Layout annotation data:
____
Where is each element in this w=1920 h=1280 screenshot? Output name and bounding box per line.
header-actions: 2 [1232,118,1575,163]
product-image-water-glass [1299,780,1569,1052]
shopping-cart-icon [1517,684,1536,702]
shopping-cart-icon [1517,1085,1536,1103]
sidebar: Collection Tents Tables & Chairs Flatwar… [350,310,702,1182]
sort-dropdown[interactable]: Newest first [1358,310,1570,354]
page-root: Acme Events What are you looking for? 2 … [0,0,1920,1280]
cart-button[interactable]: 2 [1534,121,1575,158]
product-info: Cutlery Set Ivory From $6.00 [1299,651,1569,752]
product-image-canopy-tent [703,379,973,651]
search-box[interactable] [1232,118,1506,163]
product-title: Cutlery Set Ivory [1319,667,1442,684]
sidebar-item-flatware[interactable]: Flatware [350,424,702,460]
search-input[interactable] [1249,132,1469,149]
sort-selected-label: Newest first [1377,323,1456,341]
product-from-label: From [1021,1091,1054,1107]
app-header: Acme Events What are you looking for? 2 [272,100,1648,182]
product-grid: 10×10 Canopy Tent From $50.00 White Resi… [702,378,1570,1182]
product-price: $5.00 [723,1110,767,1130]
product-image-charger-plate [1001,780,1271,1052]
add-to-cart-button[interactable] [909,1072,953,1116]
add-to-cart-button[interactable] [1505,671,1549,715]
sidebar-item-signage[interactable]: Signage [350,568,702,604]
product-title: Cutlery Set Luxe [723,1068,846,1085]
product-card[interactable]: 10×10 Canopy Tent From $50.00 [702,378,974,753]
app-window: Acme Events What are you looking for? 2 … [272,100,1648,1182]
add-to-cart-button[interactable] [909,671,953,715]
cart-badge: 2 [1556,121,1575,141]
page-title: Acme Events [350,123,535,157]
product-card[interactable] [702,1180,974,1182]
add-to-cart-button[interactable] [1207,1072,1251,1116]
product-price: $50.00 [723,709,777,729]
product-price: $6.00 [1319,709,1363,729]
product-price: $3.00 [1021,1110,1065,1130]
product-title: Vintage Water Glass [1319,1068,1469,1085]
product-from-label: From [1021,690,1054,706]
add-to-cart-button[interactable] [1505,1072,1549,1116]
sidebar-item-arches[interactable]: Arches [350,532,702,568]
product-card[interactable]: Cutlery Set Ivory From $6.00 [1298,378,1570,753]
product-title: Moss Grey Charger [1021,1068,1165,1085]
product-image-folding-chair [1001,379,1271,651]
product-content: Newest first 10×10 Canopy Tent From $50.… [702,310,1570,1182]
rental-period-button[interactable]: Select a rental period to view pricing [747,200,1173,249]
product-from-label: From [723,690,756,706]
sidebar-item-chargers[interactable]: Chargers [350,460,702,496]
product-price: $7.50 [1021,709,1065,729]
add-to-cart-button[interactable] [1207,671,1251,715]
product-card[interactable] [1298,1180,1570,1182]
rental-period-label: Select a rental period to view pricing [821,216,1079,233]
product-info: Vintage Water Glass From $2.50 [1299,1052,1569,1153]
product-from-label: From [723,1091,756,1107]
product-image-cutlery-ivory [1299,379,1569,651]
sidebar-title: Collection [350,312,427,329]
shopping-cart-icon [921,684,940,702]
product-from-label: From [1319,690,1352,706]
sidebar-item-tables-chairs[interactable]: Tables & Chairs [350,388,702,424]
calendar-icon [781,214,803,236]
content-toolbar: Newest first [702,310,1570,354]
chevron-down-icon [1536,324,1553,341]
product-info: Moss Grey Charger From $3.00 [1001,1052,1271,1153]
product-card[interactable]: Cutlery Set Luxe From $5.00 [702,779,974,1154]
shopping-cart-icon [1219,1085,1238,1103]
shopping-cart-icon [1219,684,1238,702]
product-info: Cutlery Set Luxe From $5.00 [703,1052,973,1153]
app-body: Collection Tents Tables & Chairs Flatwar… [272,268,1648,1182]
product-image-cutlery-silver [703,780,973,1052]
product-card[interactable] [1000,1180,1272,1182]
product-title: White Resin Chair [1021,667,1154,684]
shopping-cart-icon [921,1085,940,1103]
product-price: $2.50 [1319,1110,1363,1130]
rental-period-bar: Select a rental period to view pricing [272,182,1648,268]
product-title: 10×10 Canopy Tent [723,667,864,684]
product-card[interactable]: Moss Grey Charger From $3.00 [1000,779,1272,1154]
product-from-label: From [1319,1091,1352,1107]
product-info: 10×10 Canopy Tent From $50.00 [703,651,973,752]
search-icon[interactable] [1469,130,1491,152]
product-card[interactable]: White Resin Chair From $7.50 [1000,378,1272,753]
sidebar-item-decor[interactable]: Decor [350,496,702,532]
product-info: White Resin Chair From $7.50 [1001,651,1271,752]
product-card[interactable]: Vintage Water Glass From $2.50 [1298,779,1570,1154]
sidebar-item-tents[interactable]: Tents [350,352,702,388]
____
Job: Can you retype every line of the material above, character for character?

The output:
Where is each element in this w=1920 h=1280 screenshot? Output name and bounding box per line.
header-actions: 2 [1232,118,1575,163]
product-image-water-glass [1299,780,1569,1052]
shopping-cart-icon [1517,684,1536,702]
shopping-cart-icon [1517,1085,1536,1103]
sidebar: Collection Tents Tables & Chairs Flatwar… [350,310,702,1182]
sort-dropdown[interactable]: Newest first [1358,310,1570,354]
page-root: Acme Events What are you looking for? 2 … [0,0,1920,1280]
cart-button[interactable]: 2 [1534,121,1575,158]
product-info: Cutlery Set Ivory From $6.00 [1299,651,1569,752]
product-image-canopy-tent [703,379,973,651]
search-box[interactable] [1232,118,1506,163]
product-title: Cutlery Set Ivory [1319,667,1442,684]
sidebar-item-flatware[interactable]: Flatware [350,424,702,460]
search-input[interactable] [1249,132,1469,149]
sort-selected-label: Newest first [1377,323,1456,341]
product-from-label: From [1021,1091,1054,1107]
app-header: Acme Events What are you looking for? 2 [272,100,1648,182]
product-grid: 10×10 Canopy Tent From $50.00 White Resi… [702,378,1570,1182]
product-price: $5.00 [723,1110,767,1130]
product-image-charger-plate [1001,780,1271,1052]
add-to-cart-button[interactable] [909,1072,953,1116]
add-to-cart-button[interactable] [1505,671,1549,715]
sidebar-item-signage[interactable]: Signage [350,568,702,604]
product-title: Cutlery Set Luxe [723,1068,846,1085]
product-card[interactable]: 10×10 Canopy Tent From $50.00 [702,378,974,753]
app-window: Acme Events What are you looking for? 2 … [272,100,1648,1182]
add-to-cart-button[interactable] [909,671,953,715]
cart-badge: 2 [1556,121,1575,141]
page-title: Acme Events [350,123,535,157]
product-card[interactable] [702,1180,974,1182]
add-to-cart-button[interactable] [1207,1072,1251,1116]
product-price: $50.00 [723,709,777,729]
product-price: $6.00 [1319,709,1363,729]
product-price: $3.00 [1021,1110,1065,1130]
product-title: Vintage Water Glass [1319,1068,1469,1085]
product-from-label: From [1021,690,1054,706]
add-to-cart-button[interactable] [1505,1072,1549,1116]
sidebar-item-arches[interactable]: Arches [350,532,702,568]
product-card[interactable]: Cutlery Set Ivory From $6.00 [1298,378,1570,753]
product-title: Moss Grey Charger [1021,1068,1165,1085]
product-image-folding-chair [1001,379,1271,651]
product-content: Newest first 10×10 Canopy Tent From $50.… [702,310,1570,1182]
rental-period-button[interactable]: Select a rental period to view pricing [747,200,1173,249]
product-from-label: From [723,690,756,706]
sidebar-item-chargers[interactable]: Chargers [350,460,702,496]
product-price: $7.50 [1021,709,1065,729]
add-to-cart-button[interactable] [1207,671,1251,715]
product-card[interactable] [1298,1180,1570,1182]
rental-period-label: Select a rental period to view pricing [821,216,1079,233]
product-info: Vintage Water Glass From $2.50 [1299,1052,1569,1153]
product-from-label: From [723,1091,756,1107]
product-image-cutlery-ivory [1299,379,1569,651]
sidebar-title: Collection [350,312,427,329]
shopping-cart-icon [921,684,940,702]
product-from-label: From [1319,690,1352,706]
sidebar-item-tables-chairs[interactable]: Tables & Chairs [350,388,702,424]
calendar-icon [781,214,803,236]
content-toolbar: Newest first [702,310,1570,354]
chevron-down-icon [1536,324,1553,341]
product-info: Moss Grey Charger From $3.00 [1001,1052,1271,1153]
product-card[interactable]: Cutlery Set Luxe From $5.00 [702,779,974,1154]
shopping-cart-icon [1219,1085,1238,1103]
shopping-cart-icon [1219,684,1238,702]
product-info: Cutlery Set Luxe From $5.00 [703,1052,973,1153]
app-body: Collection Tents Tables & Chairs Flatwar… [272,268,1648,1182]
product-image-cutlery-silver [703,780,973,1052]
product-card[interactable] [1000,1180,1272,1182]
product-title: White Resin Chair [1021,667,1154,684]
shopping-cart-icon [921,1085,940,1103]
product-price: $2.50 [1319,1110,1363,1130]
rental-period-bar: Select a rental period to view pricing [272,182,1648,268]
product-title: 10×10 Canopy Tent [723,667,864,684]
product-card[interactable]: Moss Grey Charger From $3.00 [1000,779,1272,1154]
product-from-label: From [1319,1091,1352,1107]
product-info: 10×10 Canopy Tent From $50.00 [703,651,973,752]
search-icon[interactable] [1469,130,1491,152]
product-card[interactable]: White Resin Chair From $7.50 [1000,378,1272,753]
sidebar-item-decor[interactable]: Decor [350,496,702,532]
product-info: White Resin Chair From $7.50 [1001,651,1271,752]
product-card[interactable]: Vintage Water Glass From $2.50 [1298,779,1570,1154]
sidebar-item-tents[interactable]: Tents [350,352,702,388]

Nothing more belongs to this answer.